begin
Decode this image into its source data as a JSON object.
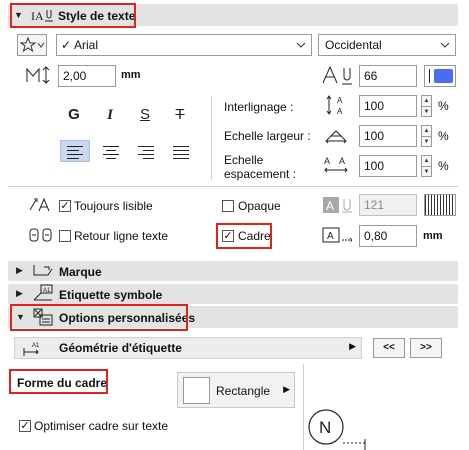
{
  "sections": {
    "text_style": "Style de texte",
    "marker": "Marque",
    "symbol_label": "Etiquette symbole",
    "custom_options": "Options personnalisées"
  },
  "font": {
    "name": "Arial",
    "encoding": "Occidental",
    "size": "2,00",
    "size_unit": "mm",
    "pen": "66",
    "pen_color": "#4a6cf0"
  },
  "format": {
    "bold": "G",
    "italic": "I",
    "underline": "S",
    "strike": "T"
  },
  "spacing": {
    "line_label": "Interlignage :",
    "line_value": "100",
    "width_label": "Echelle largeur :",
    "width_value": "100",
    "spacing_label_1": "Echelle",
    "spacing_label_2": "espacement :",
    "spacing_value": "100",
    "percent": "%"
  },
  "options": {
    "always_readable": "Toujours lisible",
    "always_readable_checked": true,
    "text_wrap": "Retour ligne texte",
    "text_wrap_checked": false,
    "opaque": "Opaque",
    "opaque_checked": false,
    "frame": "Cadre",
    "frame_checked": true,
    "opaque_pen": "121",
    "frame_offset": "0,80",
    "frame_offset_unit": "mm"
  },
  "geometry": {
    "label": "Géométrie d'étiquette",
    "prev": "<<",
    "next": ">>"
  },
  "frame_shape": {
    "title": "Forme du cadre",
    "shape": "Rectangle",
    "optimize": "Optimiser cadre sur texte",
    "optimize_checked": true,
    "preview_letter": "N"
  },
  "colors": {
    "highlight": "#e1241b",
    "header_bg": "#e3e3e3",
    "align_selected": "#c9d8ee"
  }
}
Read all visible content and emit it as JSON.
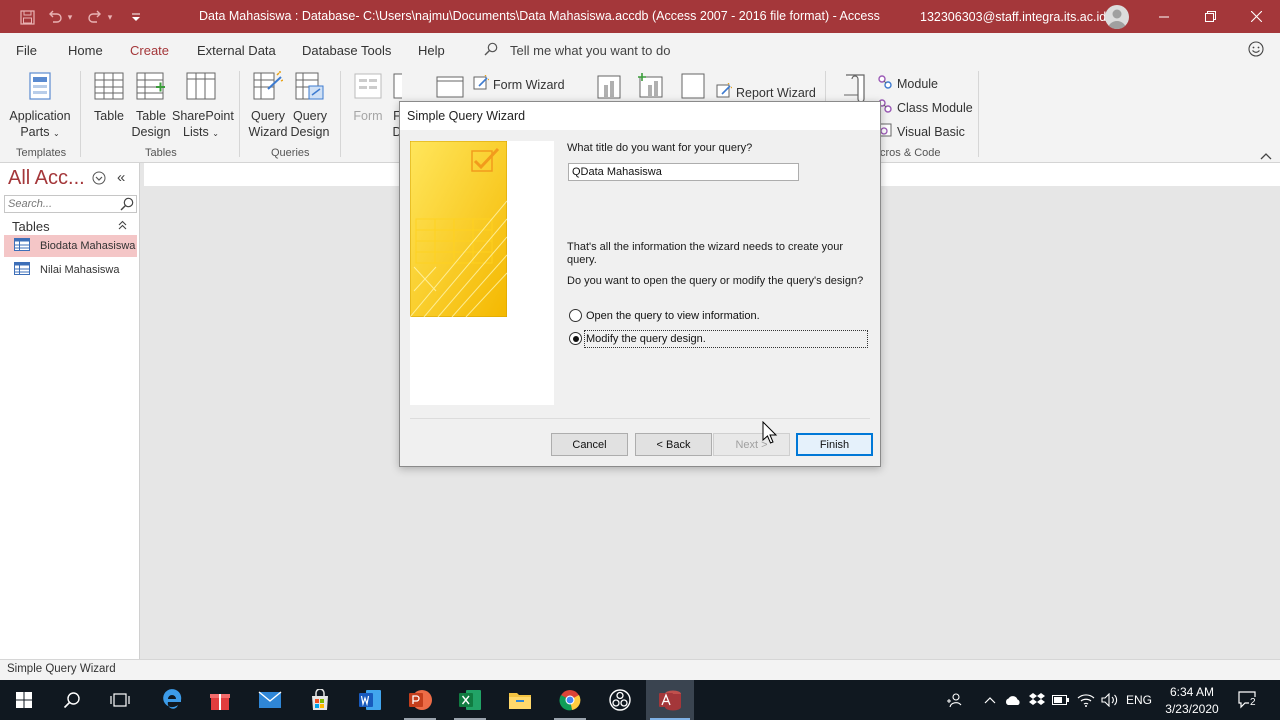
{
  "titlebar": {
    "title": "Data Mahasiswa : Database- C:\\Users\\najmu\\Documents\\Data Mahasiswa.accdb (Access 2007 - 2016 file format)  -  Access",
    "account": "132306303@staff.integra.its.ac.id",
    "accent_color": "#a4373a"
  },
  "ribbon_tabs": {
    "file": "File",
    "home": "Home",
    "create": "Create",
    "external_data": "External Data",
    "database_tools": "Database Tools",
    "help": "Help",
    "tell_me": "Tell me what you want to do",
    "active": "Create"
  },
  "ribbon": {
    "application_parts": [
      "Application",
      "Parts"
    ],
    "table": "Table",
    "table_design": [
      "Table",
      "Design"
    ],
    "sharepoint_lists": [
      "SharePoint",
      "Lists"
    ],
    "query_wizard": [
      "Query",
      "Wizard"
    ],
    "query_design": [
      "Query",
      "Design"
    ],
    "form": "Form",
    "form_wizard": "Form Wizard",
    "report_wizard": "Report Wizard",
    "module": "Module",
    "class_module": "Class Module",
    "visual_basic": "Visual Basic",
    "groups": {
      "templates": "Templates",
      "tables": "Tables",
      "queries": "Queries",
      "macros_code": "cros & Code"
    },
    "partial_f": "F",
    "partial_d": "D"
  },
  "navpane": {
    "header": "All Acc...",
    "search_placeholder": "Search...",
    "section": "Tables",
    "items": [
      {
        "label": "Biodata Mahasiswa",
        "selected": true
      },
      {
        "label": "Nilai Mahasiswa",
        "selected": false
      }
    ]
  },
  "dialog": {
    "title": "Simple Query Wizard",
    "prompt": "What title do you want for your query?",
    "query_title": "QData Mahasiswa",
    "info_line1": "That's all the information the wizard needs to create your",
    "info_line2": "query.",
    "question": "Do you want to open the query or modify the query's design?",
    "option_open": "Open the query to view information.",
    "option_modify": "Modify the query design.",
    "selected_option": "modify",
    "buttons": {
      "cancel": "Cancel",
      "back": "< Back",
      "next": "Next >",
      "finish": "Finish"
    }
  },
  "statusbar": {
    "text": "Simple Query Wizard"
  },
  "taskbar": {
    "language": "ENG",
    "time": "6:34 AM",
    "date": "3/23/2020",
    "notification_count": "2"
  }
}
end
◆ WORK TO COMPLETE
Where a line in the material contains "Mahasiswa", copy that line.

◆ ANSWER FOR THIS EXERCISE
    "title": "Data Mahasiswa : Database- C:\\Users\\najmu\\Documents\\Data Mahasiswa.accdb (Access 2007 - 2016 file format)  -  Access",
        "label": "Biodata Mahasiswa",
        "label": "Nilai Mahasiswa",
    "query_title": "QData Mahasiswa",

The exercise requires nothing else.